● WRITTEN REQUEST:
Sort through the entries below and pull out lines containing the word "rationale".

● PROVIDED ENTRIES:

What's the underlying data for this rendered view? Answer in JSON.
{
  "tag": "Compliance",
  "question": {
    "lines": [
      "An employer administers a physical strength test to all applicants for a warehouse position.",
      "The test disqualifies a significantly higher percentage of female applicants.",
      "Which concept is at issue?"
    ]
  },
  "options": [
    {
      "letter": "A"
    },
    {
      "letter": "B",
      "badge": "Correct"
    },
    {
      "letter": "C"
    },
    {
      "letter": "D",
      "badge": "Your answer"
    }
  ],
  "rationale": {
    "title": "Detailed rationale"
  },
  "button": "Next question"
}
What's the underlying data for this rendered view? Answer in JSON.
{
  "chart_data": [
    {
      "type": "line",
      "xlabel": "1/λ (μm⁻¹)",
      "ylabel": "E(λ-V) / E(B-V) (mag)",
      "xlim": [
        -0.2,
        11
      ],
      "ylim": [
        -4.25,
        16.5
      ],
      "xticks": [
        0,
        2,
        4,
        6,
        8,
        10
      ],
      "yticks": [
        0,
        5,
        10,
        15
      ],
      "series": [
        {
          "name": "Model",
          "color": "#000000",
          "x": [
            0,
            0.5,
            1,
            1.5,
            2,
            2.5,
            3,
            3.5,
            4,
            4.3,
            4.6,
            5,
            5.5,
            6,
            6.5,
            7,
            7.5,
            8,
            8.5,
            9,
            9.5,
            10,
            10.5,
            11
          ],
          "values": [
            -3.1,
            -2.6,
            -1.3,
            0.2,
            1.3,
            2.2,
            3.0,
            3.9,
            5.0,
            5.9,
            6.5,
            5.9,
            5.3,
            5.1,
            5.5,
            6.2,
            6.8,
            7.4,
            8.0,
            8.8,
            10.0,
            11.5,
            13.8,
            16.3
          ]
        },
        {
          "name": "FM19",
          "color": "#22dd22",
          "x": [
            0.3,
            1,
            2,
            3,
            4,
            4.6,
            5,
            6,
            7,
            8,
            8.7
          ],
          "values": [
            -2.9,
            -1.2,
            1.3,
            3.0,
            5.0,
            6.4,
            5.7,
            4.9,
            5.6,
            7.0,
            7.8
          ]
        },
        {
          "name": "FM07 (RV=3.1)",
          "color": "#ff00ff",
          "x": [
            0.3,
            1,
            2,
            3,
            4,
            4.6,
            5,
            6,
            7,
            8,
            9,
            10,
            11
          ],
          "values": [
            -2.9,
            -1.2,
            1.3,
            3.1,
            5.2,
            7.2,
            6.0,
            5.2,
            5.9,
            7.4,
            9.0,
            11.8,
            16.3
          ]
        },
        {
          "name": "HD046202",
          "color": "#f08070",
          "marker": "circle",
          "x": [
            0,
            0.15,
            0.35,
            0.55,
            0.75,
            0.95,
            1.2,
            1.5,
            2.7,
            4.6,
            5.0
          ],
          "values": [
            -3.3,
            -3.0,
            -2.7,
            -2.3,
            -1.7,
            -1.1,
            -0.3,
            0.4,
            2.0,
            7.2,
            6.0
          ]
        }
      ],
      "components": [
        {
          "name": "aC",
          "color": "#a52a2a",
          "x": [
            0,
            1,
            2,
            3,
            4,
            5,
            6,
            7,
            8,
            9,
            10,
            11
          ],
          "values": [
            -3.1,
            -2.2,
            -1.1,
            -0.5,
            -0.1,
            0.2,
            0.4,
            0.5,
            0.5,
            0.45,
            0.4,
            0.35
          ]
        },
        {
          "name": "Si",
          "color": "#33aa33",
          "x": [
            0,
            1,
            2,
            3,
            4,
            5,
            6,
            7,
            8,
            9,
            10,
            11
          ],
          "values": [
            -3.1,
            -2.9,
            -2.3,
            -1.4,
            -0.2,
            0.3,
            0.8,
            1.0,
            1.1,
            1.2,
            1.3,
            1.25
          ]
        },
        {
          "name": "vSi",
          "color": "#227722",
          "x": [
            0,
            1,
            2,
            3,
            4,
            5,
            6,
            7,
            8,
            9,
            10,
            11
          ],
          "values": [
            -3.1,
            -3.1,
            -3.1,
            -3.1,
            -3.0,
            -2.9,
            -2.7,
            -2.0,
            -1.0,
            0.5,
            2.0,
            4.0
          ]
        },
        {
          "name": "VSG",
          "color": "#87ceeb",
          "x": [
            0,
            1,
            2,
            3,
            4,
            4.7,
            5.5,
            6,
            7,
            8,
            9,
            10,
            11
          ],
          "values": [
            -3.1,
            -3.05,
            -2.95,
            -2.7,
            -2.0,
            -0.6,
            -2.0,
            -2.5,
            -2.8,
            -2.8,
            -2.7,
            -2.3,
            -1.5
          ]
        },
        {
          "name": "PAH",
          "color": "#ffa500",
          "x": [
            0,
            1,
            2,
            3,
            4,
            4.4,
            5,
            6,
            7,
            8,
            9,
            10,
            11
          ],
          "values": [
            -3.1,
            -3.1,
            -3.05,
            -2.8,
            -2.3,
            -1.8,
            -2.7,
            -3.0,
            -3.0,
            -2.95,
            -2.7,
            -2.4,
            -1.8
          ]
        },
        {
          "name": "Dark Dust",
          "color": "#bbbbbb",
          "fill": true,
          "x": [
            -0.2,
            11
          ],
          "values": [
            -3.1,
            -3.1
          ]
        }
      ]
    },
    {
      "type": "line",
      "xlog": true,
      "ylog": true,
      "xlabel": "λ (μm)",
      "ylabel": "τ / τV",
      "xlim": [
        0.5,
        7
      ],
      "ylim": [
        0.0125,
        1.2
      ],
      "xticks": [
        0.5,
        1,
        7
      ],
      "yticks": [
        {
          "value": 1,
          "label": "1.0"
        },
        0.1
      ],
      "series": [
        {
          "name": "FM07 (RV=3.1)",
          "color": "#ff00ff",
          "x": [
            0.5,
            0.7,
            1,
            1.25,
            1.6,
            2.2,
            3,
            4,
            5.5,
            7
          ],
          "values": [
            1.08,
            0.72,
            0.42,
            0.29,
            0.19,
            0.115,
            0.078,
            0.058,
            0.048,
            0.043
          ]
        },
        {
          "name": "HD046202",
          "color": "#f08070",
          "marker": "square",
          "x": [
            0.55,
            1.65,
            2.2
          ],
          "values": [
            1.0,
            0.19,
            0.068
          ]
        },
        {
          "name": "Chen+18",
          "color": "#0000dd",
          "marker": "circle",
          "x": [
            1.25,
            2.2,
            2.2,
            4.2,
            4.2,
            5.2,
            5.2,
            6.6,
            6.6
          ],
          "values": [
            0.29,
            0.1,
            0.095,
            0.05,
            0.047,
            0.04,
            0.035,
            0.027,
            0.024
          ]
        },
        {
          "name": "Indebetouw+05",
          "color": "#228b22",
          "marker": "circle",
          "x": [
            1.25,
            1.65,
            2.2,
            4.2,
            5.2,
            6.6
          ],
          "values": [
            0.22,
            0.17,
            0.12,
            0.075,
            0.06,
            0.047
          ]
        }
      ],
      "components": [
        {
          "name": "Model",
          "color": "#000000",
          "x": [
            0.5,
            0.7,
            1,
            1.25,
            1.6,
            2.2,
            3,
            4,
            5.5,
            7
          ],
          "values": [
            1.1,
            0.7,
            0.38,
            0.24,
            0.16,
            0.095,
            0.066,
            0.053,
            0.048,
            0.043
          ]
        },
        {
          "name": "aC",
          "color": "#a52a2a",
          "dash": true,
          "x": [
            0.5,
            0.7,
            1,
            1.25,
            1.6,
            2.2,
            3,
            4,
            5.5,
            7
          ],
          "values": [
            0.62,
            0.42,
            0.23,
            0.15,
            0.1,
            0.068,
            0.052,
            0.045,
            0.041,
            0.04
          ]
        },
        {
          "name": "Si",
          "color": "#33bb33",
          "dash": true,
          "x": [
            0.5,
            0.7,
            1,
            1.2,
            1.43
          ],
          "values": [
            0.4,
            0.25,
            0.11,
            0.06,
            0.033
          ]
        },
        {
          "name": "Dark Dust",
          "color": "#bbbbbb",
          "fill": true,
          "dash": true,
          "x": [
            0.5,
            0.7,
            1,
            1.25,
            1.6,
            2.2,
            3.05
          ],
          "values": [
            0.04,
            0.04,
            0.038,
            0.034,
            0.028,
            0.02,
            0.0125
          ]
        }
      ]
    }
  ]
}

● RESPONSE TO THIS TASK:
  "rationale": {
    "title": "Detailed rationale"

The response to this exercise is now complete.